Exercise directions
Write out the records that appear below, verbatim and complete, but without pictures.

Records about charts and figures:

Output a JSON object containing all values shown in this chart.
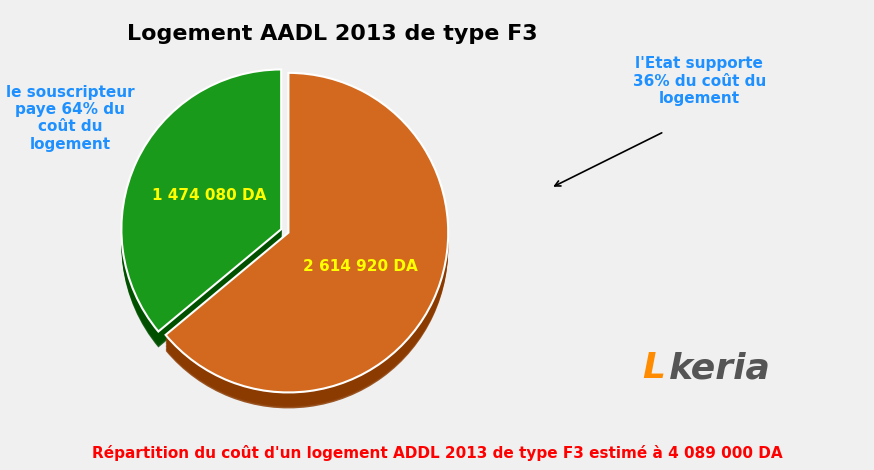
{
  "title": "Logement AADL 2013 de type F3",
  "title_fontsize": 16,
  "title_fontweight": "bold",
  "slices": [
    2614920,
    1474080
  ],
  "slice_colors": [
    "#D2691E",
    "#1A9A1A"
  ],
  "slice_colors_dark": [
    "#8B3A00",
    "#005000"
  ],
  "explode": [
    0.0,
    0.05
  ],
  "labels": [
    "2 614 920 DA",
    "1 474 080 DA"
  ],
  "label_colors": [
    "#FFFF00",
    "#FFFF00"
  ],
  "annotation_left_text": "le souscripteur\npaye 64% du\ncoût du\nlogement",
  "annotation_right_text": "l'Etat supporte\n36% du coût du\nlogement",
  "annotation_color": "#1E90FF",
  "footer_text": "Répartition du coût d'un logement ADDL 2013 de type F3 estimé à 4 089 000 DA",
  "footer_color": "#FF0000",
  "footer_fontsize": 11,
  "background_color": "#F0F0F0",
  "start_angle": 90,
  "logo_color_L": "#FF8C00",
  "logo_color_keria": "#555555"
}
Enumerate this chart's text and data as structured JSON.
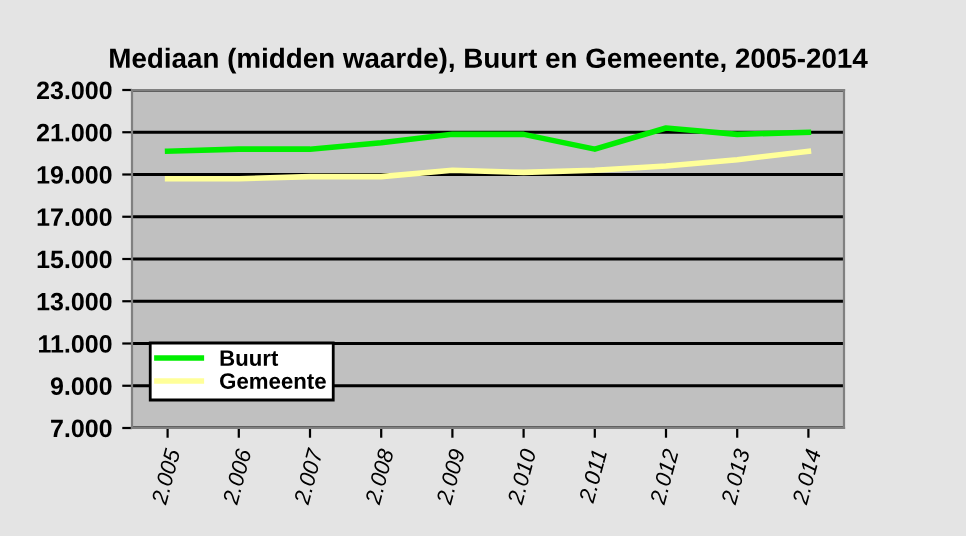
{
  "chart_data": {
    "type": "line",
    "title": "Mediaan (midden waarde), Buurt en Gemeente, 2005-2014",
    "categories": [
      "2.005",
      "2.006",
      "2.007",
      "2.008",
      "2.009",
      "2.010",
      "2.011",
      "2.012",
      "2.013",
      "2.014"
    ],
    "series": [
      {
        "name": "Buurt",
        "color": "#00ee00",
        "values": [
          20100,
          20200,
          20200,
          20500,
          20900,
          20900,
          20200,
          21200,
          20900,
          21000
        ]
      },
      {
        "name": "Gemeente",
        "color": "#ffff99",
        "values": [
          18800,
          18800,
          18900,
          18900,
          19200,
          19100,
          19200,
          19400,
          19700,
          20100
        ]
      }
    ],
    "ylim": [
      7000,
      23000
    ],
    "yticks": [
      {
        "value": 7000,
        "label": "7.000"
      },
      {
        "value": 9000,
        "label": "9.000"
      },
      {
        "value": 11000,
        "label": "11.000"
      },
      {
        "value": 13000,
        "label": "13.000"
      },
      {
        "value": 15000,
        "label": "15.000"
      },
      {
        "value": 17000,
        "label": "17.000"
      },
      {
        "value": 19000,
        "label": "19.000"
      },
      {
        "value": 21000,
        "label": "21.000"
      },
      {
        "value": 23000,
        "label": "23.000"
      }
    ],
    "grid": "y",
    "legend": "bottom left",
    "marker": "none",
    "line_style": "solid"
  }
}
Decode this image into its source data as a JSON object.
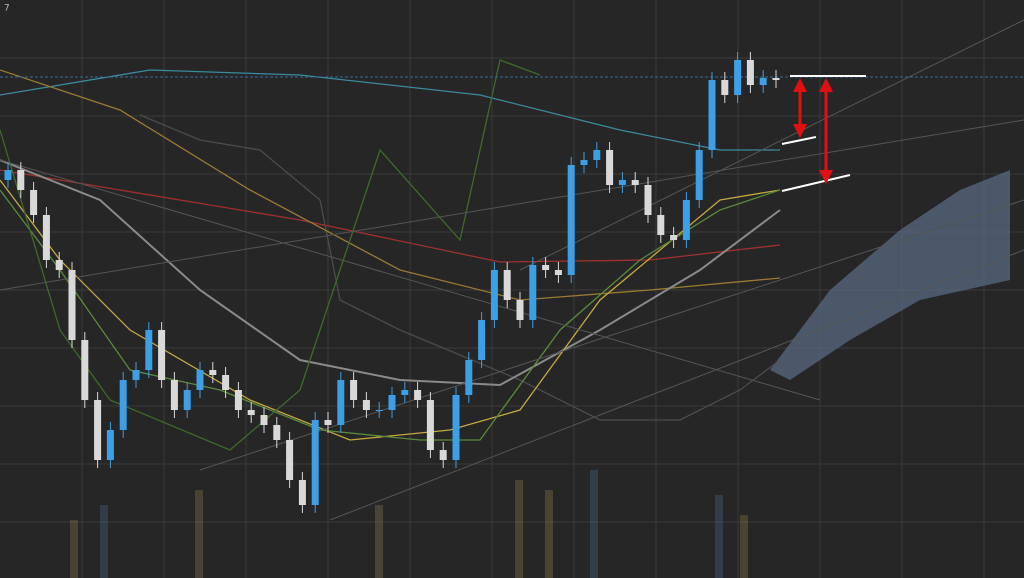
{
  "chart_data": {
    "type": "candlestick",
    "label": "7",
    "ylim": [
      0,
      578
    ],
    "up_color": "#3d9fe6",
    "down_color": "#d9d9d9",
    "open": [
      398,
      408,
      388,
      363,
      318,
      308,
      238,
      178,
      118,
      148,
      198,
      208,
      248,
      198,
      168,
      188,
      208,
      203,
      188,
      168,
      163,
      153,
      138,
      98,
      73,
      158,
      153,
      198,
      178,
      168,
      168,
      183,
      188,
      178,
      128,
      118,
      183,
      218,
      258,
      308,
      278,
      258,
      313,
      308,
      303,
      413,
      418,
      428,
      393,
      398,
      393,
      363,
      343,
      338,
      378,
      428,
      498,
      483,
      518,
      493,
      500
    ],
    "high": [
      416,
      416,
      396,
      371,
      326,
      316,
      246,
      186,
      156,
      206,
      216,
      256,
      256,
      206,
      196,
      216,
      216,
      211,
      196,
      176,
      171,
      161,
      146,
      106,
      166,
      166,
      206,
      206,
      186,
      176,
      191,
      196,
      196,
      186,
      136,
      191,
      226,
      266,
      316,
      316,
      286,
      321,
      321,
      316,
      421,
      426,
      436,
      436,
      406,
      406,
      401,
      371,
      351,
      386,
      436,
      506,
      506,
      526,
      526,
      508,
      508
    ],
    "low": [
      390,
      380,
      355,
      310,
      300,
      230,
      170,
      110,
      110,
      140,
      190,
      200,
      190,
      160,
      160,
      180,
      195,
      180,
      160,
      155,
      145,
      130,
      90,
      65,
      65,
      145,
      145,
      170,
      160,
      160,
      160,
      175,
      170,
      120,
      110,
      110,
      175,
      210,
      250,
      270,
      250,
      250,
      300,
      295,
      295,
      405,
      410,
      385,
      385,
      385,
      355,
      335,
      330,
      330,
      370,
      420,
      475,
      475,
      485,
      485,
      490
    ],
    "close": [
      408,
      388,
      363,
      318,
      308,
      238,
      178,
      118,
      148,
      198,
      208,
      248,
      198,
      168,
      188,
      208,
      203,
      188,
      168,
      163,
      153,
      138,
      98,
      73,
      158,
      153,
      198,
      178,
      168,
      168,
      183,
      188,
      178,
      128,
      118,
      183,
      218,
      258,
      308,
      278,
      258,
      313,
      308,
      303,
      413,
      418,
      428,
      393,
      398,
      393,
      363,
      343,
      338,
      378,
      428,
      498,
      483,
      518,
      493,
      500,
      498
    ]
  }
}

Written answer
Output a JSON object containing all values shown in this chart.
{
  "title": "Logement AADL 2013 de type F3",
  "title_fontsize": 16,
  "title_fontweight": "bold",
  "slices": [
    2614920,
    1474080
  ],
  "slice_colors": [
    "#D2691E",
    "#1A9A1A"
  ],
  "slice_colors_dark": [
    "#8B3A00",
    "#005000"
  ],
  "explode": [
    0.0,
    0.05
  ],
  "labels": [
    "2 614 920 DA",
    "1 474 080 DA"
  ],
  "label_colors": [
    "#FFFF00",
    "#FFFF00"
  ],
  "annotation_left_text": "le souscripteur\npaye 64% du\ncoût du\nlogement",
  "annotation_right_text": "l'Etat supporte\n36% du coût du\nlogement",
  "annotation_color": "#1E90FF",
  "footer_text": "Répartition du coût d'un logement ADDL 2013 de type F3 estimé à 4 089 000 DA",
  "footer_color": "#FF0000",
  "footer_fontsize": 11,
  "background_color": "#F0F0F0",
  "start_angle": 90,
  "logo_color_L": "#FF8C00",
  "logo_color_keria": "#555555"
}
Enumerate this chart's text and data as structured JSON.
{
  "chart_data": {
    "type": "line",
    "title": "Mediaan (midden waarde), Buurt en Gemeente, 2005-2014",
    "categories": [
      "2.005",
      "2.006",
      "2.007",
      "2.008",
      "2.009",
      "2.010",
      "2.011",
      "2.012",
      "2.013",
      "2.014"
    ],
    "series": [
      {
        "name": "Buurt",
        "color": "#00ee00",
        "values": [
          20100,
          20200,
          20200,
          20500,
          20900,
          20900,
          20200,
          21200,
          20900,
          21000
        ]
      },
      {
        "name": "Gemeente",
        "color": "#ffff99",
        "values": [
          18800,
          18800,
          18900,
          18900,
          19200,
          19100,
          19200,
          19400,
          19700,
          20100
        ]
      }
    ],
    "ylim": [
      7000,
      23000
    ],
    "yticks": [
      {
        "value": 7000,
        "label": "7.000"
      },
      {
        "value": 9000,
        "label": "9.000"
      },
      {
        "value": 11000,
        "label": "11.000"
      },
      {
        "value": 13000,
        "label": "13.000"
      },
      {
        "value": 15000,
        "label": "15.000"
      },
      {
        "value": 17000,
        "label": "17.000"
      },
      {
        "value": 19000,
        "label": "19.000"
      },
      {
        "value": 21000,
        "label": "21.000"
      },
      {
        "value": 23000,
        "label": "23.000"
      }
    ],
    "grid": "y",
    "legend": "bottom left",
    "marker": "none",
    "line_style": "solid"
  }
}
Decode this image into its source data as a JSON object.
{
  "chart_data": {
    "type": "candlestick",
    "label": "7",
    "ylim": [
      0,
      578
    ],
    "up_color": "#3d9fe6",
    "down_color": "#d9d9d9",
    "open": [
      398,
      408,
      388,
      363,
      318,
      308,
      238,
      178,
      118,
      148,
      198,
      208,
      248,
      198,
      168,
      188,
      208,
      203,
      188,
      168,
      163,
      153,
      138,
      98,
      73,
      158,
      153,
      198,
      178,
      168,
      168,
      183,
      188,
      178,
      128,
      118,
      183,
      218,
      258,
      308,
      278,
      258,
      313,
      308,
      303,
      413,
      418,
      428,
      393,
      398,
      393,
      363,
      343,
      338,
      378,
      428,
      498,
      483,
      518,
      493,
      500
    ],
    "high": [
      416,
      416,
      396,
      371,
      326,
      316,
      246,
      186,
      156,
      206,
      216,
      256,
      256,
      206,
      196,
      216,
      216,
      211,
      196,
      176,
      171,
      161,
      146,
      106,
      166,
      166,
      206,
      206,
      186,
      176,
      191,
      196,
      196,
      186,
      136,
      191,
      226,
      266,
      316,
      316,
      286,
      321,
      321,
      316,
      421,
      426,
      436,
      436,
      406,
      406,
      401,
      371,
      351,
      386,
      436,
      506,
      506,
      526,
      526,
      508,
      508
    ],
    "low": [
      390,
      380,
      355,
      310,
      300,
      230,
      170,
      110,
      110,
      140,
      190,
      200,
      190,
      160,
      160,
      180,
      195,
      180,
      160,
      155,
      145,
      130,
      90,
      65,
      65,
      145,
      145,
      170,
      160,
      160,
      160,
      175,
      170,
      120,
      110,
      110,
      175,
      210,
      250,
      270,
      250,
      250,
      300,
      295,
      295,
      405,
      410,
      385,
      385,
      385,
      355,
      335,
      330,
      330,
      370,
      420,
      475,
      475,
      485,
      485,
      490
    ],
    "close": [
      408,
      388,
      363,
      318,
      308,
      238,
      178,
      118,
      148,
      198,
      208,
      248,
      198,
      168,
      188,
      208,
      203,
      188,
      168,
      163,
      153,
      138,
      98,
      73,
      158,
      153,
      198,
      178,
      168,
      168,
      183,
      188,
      178,
      128,
      118,
      183,
      218,
      258,
      308,
      278,
      258,
      313,
      308,
      303,
      413,
      418,
      428,
      393,
      398,
      393,
      363,
      343,
      338,
      378,
      428,
      498,
      483,
      518,
      493,
      500,
      498
    ]
  }
}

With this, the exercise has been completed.